Objective -> Scan the data below for the string "avec". Copy every line where it appears.

(begin)

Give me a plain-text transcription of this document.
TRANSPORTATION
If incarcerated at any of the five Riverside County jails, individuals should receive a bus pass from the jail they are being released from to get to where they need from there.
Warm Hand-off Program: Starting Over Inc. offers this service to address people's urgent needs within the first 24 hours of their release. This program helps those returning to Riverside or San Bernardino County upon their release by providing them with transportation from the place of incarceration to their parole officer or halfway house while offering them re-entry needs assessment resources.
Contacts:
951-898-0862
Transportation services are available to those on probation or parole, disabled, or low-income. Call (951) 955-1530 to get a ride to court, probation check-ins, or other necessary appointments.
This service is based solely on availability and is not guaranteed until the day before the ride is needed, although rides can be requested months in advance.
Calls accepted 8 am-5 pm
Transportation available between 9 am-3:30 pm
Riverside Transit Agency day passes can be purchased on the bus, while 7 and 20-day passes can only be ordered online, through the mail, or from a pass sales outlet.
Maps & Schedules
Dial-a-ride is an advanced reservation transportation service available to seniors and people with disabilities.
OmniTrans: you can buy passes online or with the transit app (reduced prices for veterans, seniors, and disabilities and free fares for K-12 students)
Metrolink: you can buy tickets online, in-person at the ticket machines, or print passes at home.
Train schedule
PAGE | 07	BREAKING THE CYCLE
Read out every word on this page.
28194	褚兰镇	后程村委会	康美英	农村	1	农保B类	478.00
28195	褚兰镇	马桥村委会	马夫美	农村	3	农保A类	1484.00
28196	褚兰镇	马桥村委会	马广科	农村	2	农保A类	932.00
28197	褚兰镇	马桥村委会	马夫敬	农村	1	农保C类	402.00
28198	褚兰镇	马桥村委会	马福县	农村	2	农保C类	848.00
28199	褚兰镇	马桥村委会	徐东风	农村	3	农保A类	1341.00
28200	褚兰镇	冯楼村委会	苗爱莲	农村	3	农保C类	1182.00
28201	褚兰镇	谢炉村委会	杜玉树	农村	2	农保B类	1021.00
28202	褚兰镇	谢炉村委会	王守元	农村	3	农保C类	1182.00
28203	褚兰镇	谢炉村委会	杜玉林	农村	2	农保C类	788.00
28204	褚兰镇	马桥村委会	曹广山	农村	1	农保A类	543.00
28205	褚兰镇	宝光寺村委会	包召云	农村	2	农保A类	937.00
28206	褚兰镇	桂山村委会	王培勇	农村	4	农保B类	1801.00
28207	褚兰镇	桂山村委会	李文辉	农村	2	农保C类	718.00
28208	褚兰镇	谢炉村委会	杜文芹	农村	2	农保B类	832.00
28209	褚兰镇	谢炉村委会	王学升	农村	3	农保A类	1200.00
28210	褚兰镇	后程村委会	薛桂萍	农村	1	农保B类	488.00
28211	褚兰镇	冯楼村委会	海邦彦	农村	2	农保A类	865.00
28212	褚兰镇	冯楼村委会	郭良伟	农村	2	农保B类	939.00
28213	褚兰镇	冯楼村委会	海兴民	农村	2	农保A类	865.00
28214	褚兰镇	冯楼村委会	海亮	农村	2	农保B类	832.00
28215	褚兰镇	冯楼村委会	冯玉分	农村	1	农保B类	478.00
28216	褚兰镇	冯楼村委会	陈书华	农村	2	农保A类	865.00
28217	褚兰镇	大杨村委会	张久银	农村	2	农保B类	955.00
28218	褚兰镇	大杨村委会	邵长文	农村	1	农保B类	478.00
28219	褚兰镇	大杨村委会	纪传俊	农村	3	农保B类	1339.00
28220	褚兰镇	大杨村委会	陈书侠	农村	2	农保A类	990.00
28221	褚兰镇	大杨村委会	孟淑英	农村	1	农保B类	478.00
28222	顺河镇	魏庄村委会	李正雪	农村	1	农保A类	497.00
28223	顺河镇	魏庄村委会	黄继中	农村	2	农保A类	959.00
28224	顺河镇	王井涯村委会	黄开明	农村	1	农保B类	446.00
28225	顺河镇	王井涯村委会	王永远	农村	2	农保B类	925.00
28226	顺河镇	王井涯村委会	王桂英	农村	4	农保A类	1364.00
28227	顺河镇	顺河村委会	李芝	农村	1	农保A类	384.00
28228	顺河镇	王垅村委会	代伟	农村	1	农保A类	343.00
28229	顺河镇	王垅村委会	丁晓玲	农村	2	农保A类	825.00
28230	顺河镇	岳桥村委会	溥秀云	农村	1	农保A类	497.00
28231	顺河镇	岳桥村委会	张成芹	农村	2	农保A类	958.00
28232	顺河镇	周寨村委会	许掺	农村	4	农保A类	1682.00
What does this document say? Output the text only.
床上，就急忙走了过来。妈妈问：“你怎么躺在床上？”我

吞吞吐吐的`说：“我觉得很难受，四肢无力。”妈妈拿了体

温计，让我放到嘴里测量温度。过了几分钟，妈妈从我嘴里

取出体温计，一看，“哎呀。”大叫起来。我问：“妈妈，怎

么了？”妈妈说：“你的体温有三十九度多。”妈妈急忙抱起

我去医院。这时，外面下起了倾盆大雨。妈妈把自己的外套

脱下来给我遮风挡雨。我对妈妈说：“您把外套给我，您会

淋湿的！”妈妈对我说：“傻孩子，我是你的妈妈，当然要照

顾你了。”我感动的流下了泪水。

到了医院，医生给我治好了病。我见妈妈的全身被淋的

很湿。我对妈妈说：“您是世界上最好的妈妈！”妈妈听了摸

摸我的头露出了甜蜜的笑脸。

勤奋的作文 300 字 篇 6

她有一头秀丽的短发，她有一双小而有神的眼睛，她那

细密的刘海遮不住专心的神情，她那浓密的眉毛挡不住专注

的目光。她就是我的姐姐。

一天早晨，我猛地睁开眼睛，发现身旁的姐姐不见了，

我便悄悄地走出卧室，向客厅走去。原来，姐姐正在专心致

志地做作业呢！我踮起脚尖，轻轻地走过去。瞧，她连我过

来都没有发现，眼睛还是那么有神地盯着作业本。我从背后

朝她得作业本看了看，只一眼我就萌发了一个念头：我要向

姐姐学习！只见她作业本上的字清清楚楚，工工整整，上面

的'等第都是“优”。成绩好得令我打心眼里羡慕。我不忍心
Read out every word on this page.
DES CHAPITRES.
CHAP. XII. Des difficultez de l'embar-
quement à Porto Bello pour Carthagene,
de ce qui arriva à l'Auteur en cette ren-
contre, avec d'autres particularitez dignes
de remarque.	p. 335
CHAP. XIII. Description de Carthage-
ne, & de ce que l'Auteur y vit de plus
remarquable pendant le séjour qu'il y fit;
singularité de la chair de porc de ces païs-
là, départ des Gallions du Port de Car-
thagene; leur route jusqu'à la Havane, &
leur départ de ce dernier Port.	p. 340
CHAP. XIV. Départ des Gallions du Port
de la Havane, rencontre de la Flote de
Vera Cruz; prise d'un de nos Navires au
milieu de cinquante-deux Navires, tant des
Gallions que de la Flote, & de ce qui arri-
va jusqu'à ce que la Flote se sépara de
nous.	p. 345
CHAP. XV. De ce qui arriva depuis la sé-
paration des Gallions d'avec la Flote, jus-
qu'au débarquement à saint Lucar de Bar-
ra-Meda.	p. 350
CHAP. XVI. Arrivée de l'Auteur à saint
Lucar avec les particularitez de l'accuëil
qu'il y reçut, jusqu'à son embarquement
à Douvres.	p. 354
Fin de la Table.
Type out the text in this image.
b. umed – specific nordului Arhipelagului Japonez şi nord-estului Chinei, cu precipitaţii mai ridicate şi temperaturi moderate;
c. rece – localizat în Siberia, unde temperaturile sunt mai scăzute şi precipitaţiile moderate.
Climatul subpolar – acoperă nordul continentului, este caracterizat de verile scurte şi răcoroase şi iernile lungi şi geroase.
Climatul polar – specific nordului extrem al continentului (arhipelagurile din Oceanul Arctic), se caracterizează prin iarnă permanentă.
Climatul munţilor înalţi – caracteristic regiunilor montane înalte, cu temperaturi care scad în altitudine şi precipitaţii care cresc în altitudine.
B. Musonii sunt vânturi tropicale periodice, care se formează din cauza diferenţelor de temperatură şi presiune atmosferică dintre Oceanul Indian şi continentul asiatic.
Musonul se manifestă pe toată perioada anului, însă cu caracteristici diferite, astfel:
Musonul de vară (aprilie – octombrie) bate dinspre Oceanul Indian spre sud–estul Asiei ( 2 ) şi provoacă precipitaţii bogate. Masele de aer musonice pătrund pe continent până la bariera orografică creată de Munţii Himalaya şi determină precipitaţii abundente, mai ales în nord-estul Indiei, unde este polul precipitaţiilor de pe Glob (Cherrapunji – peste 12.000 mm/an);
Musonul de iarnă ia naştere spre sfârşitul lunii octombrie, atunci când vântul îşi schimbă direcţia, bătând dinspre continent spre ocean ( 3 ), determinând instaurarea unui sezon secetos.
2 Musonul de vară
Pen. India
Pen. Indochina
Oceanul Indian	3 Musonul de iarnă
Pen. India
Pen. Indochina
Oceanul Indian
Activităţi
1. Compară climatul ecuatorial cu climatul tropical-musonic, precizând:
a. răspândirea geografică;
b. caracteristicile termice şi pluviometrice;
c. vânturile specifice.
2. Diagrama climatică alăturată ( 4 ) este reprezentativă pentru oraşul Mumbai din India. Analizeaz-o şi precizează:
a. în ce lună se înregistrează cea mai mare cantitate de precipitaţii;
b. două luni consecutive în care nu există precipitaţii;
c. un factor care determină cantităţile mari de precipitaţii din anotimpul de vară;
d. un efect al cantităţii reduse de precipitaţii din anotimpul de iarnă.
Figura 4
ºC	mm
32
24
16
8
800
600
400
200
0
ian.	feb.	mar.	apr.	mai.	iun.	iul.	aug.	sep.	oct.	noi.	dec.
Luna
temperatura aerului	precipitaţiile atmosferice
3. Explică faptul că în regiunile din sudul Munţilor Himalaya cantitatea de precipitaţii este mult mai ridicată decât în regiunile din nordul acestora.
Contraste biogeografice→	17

(end)

Response to the exercise ->
contre, avec d'autres particularitez dignes
paration des Gallions d'avec la Flote, jus-
Lucar avec les particularitez de l'accuëil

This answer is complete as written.